* **Exercise aim**
Show every line in the entries below where the word "imbalances" appears.

* **Source material**
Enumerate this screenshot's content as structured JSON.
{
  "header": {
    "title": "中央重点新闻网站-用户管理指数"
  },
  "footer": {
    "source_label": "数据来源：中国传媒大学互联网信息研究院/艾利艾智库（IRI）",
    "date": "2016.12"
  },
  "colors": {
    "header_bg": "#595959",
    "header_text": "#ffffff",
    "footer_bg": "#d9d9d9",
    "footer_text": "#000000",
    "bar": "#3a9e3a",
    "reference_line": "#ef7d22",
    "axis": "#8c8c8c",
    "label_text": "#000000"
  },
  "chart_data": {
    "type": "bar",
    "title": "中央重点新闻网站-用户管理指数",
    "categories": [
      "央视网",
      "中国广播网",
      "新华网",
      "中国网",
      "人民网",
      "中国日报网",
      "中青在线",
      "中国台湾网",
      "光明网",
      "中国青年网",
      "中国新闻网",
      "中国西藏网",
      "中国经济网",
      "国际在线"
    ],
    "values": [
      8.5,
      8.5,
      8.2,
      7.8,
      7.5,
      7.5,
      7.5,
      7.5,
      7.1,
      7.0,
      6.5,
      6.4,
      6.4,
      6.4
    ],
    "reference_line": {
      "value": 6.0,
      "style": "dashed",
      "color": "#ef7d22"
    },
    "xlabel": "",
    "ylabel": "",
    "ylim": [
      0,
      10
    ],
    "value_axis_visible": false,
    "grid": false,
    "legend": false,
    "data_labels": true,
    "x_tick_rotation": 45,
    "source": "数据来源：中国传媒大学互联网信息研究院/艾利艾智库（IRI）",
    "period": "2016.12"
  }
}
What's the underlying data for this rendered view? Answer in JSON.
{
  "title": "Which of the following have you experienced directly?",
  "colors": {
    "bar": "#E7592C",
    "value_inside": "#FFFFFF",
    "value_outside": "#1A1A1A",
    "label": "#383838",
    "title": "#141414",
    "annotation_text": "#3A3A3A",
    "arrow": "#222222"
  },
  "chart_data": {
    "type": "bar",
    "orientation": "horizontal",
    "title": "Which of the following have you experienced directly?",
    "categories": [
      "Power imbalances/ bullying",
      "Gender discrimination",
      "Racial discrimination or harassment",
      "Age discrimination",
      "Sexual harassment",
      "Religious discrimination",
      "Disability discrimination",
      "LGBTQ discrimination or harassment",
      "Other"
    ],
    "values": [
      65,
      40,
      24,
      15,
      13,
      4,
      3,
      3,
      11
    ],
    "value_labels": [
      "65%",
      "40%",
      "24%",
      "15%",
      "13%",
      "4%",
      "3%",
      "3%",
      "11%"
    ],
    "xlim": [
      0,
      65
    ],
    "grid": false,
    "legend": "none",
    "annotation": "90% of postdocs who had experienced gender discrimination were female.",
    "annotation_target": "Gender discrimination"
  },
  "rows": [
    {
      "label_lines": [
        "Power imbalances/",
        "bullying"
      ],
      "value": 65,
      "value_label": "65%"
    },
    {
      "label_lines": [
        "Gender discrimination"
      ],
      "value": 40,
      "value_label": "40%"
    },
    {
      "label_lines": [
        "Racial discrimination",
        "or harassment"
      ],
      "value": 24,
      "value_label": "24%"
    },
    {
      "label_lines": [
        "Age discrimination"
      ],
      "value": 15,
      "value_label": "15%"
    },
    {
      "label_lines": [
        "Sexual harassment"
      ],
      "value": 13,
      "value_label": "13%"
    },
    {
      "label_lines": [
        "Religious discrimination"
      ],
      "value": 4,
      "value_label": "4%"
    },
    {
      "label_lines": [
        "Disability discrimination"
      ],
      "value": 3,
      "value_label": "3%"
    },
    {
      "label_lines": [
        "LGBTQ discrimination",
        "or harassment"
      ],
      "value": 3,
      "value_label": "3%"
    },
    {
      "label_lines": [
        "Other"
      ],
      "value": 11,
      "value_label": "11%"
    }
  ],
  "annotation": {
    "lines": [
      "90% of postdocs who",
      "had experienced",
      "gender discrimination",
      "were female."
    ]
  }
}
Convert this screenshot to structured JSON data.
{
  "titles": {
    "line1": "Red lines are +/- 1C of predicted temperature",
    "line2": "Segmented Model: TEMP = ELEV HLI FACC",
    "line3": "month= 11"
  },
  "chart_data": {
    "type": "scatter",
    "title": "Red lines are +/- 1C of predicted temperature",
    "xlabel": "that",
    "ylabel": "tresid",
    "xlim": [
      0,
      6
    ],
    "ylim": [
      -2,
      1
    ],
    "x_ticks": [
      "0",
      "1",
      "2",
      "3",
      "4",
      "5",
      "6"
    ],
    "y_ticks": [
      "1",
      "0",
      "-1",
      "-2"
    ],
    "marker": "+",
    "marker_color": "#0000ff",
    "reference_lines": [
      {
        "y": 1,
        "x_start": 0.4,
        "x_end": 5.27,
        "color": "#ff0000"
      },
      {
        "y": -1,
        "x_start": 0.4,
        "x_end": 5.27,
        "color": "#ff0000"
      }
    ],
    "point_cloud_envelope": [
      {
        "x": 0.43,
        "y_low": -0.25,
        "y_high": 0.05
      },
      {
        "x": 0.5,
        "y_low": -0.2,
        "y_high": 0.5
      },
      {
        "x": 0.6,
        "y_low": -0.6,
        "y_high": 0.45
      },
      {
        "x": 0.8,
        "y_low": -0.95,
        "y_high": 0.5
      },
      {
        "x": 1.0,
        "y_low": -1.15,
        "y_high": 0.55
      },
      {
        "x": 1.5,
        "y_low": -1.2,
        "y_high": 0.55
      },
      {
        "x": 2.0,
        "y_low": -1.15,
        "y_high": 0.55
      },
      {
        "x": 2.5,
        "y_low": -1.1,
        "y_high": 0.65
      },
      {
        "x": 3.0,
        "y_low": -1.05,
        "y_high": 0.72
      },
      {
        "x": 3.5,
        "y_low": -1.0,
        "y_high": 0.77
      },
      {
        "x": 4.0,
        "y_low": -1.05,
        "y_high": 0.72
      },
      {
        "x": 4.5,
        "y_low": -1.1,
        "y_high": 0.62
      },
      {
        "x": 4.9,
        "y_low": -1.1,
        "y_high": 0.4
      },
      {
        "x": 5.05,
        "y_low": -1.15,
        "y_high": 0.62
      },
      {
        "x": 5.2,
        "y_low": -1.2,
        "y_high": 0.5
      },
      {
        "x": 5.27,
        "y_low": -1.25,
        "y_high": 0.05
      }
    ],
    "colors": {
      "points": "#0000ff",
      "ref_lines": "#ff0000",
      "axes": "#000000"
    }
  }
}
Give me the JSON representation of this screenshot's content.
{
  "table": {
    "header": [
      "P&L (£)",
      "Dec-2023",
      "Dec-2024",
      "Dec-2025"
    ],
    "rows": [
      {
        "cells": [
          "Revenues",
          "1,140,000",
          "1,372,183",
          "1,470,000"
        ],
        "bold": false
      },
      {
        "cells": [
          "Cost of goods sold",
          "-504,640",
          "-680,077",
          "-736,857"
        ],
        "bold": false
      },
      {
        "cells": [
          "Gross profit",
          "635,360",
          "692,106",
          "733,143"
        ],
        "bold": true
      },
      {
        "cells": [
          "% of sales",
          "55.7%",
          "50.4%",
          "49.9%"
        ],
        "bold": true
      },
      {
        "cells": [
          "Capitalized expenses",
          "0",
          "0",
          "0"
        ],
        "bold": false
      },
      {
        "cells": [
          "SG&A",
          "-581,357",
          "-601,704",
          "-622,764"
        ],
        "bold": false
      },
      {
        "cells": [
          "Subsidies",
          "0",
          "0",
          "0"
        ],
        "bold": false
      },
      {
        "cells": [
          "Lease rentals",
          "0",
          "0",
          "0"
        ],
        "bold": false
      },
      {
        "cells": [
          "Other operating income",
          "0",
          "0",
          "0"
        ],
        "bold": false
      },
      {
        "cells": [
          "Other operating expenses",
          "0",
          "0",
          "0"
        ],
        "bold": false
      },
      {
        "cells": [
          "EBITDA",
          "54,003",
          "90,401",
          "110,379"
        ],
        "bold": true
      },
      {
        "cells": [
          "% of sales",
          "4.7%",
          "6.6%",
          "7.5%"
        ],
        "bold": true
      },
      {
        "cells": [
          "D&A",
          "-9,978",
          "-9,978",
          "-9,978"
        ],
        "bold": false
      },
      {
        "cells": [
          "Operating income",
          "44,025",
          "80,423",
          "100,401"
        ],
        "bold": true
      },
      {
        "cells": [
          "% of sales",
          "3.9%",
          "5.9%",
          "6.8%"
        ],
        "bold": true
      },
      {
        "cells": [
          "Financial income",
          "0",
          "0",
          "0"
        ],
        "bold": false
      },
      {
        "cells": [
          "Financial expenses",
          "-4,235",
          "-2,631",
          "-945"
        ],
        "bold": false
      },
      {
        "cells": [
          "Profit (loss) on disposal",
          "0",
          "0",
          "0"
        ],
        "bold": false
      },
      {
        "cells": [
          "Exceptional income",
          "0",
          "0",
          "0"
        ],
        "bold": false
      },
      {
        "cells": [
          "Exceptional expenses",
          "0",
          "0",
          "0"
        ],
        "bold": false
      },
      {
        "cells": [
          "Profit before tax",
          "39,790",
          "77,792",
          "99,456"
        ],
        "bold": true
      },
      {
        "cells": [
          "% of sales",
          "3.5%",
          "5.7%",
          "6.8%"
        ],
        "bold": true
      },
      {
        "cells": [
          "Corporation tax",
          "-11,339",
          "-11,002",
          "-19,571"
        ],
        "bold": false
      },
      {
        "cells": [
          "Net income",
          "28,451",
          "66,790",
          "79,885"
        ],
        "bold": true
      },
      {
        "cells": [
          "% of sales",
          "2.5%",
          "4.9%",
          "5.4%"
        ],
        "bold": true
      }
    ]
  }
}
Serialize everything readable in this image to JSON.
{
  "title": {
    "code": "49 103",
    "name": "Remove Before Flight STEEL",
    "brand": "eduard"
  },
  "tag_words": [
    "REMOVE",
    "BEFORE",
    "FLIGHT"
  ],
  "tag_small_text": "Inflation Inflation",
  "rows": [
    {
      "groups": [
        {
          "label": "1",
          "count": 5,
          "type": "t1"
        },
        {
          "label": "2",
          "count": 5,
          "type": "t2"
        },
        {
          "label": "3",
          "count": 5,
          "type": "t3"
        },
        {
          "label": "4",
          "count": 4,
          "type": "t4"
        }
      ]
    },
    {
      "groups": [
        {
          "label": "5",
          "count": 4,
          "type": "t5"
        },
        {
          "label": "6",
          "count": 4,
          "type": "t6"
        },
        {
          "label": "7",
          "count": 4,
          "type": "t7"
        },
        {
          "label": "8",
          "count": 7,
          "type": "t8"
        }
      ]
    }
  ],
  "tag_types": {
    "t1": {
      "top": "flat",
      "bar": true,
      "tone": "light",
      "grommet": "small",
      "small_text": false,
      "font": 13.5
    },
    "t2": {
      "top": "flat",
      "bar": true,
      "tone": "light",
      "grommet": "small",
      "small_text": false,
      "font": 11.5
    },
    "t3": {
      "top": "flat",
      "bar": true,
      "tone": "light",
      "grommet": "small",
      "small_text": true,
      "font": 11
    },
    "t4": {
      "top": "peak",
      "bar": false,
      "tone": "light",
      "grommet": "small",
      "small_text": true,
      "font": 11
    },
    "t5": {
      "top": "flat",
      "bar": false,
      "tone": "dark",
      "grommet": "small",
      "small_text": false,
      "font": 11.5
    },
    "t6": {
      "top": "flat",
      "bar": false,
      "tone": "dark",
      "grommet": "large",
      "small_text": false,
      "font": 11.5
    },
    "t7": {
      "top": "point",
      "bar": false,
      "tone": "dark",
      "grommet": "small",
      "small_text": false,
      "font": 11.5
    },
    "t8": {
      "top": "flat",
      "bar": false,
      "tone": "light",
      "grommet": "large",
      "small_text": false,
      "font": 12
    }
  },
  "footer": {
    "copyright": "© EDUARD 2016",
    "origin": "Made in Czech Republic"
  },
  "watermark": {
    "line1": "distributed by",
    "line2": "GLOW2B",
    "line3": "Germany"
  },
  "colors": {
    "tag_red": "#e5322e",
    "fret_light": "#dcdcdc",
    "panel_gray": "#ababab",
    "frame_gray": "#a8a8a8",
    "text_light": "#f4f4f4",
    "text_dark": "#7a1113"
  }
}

* **Answer in full**
      "Power imbalances/ bullying",
        "Power imbalances/",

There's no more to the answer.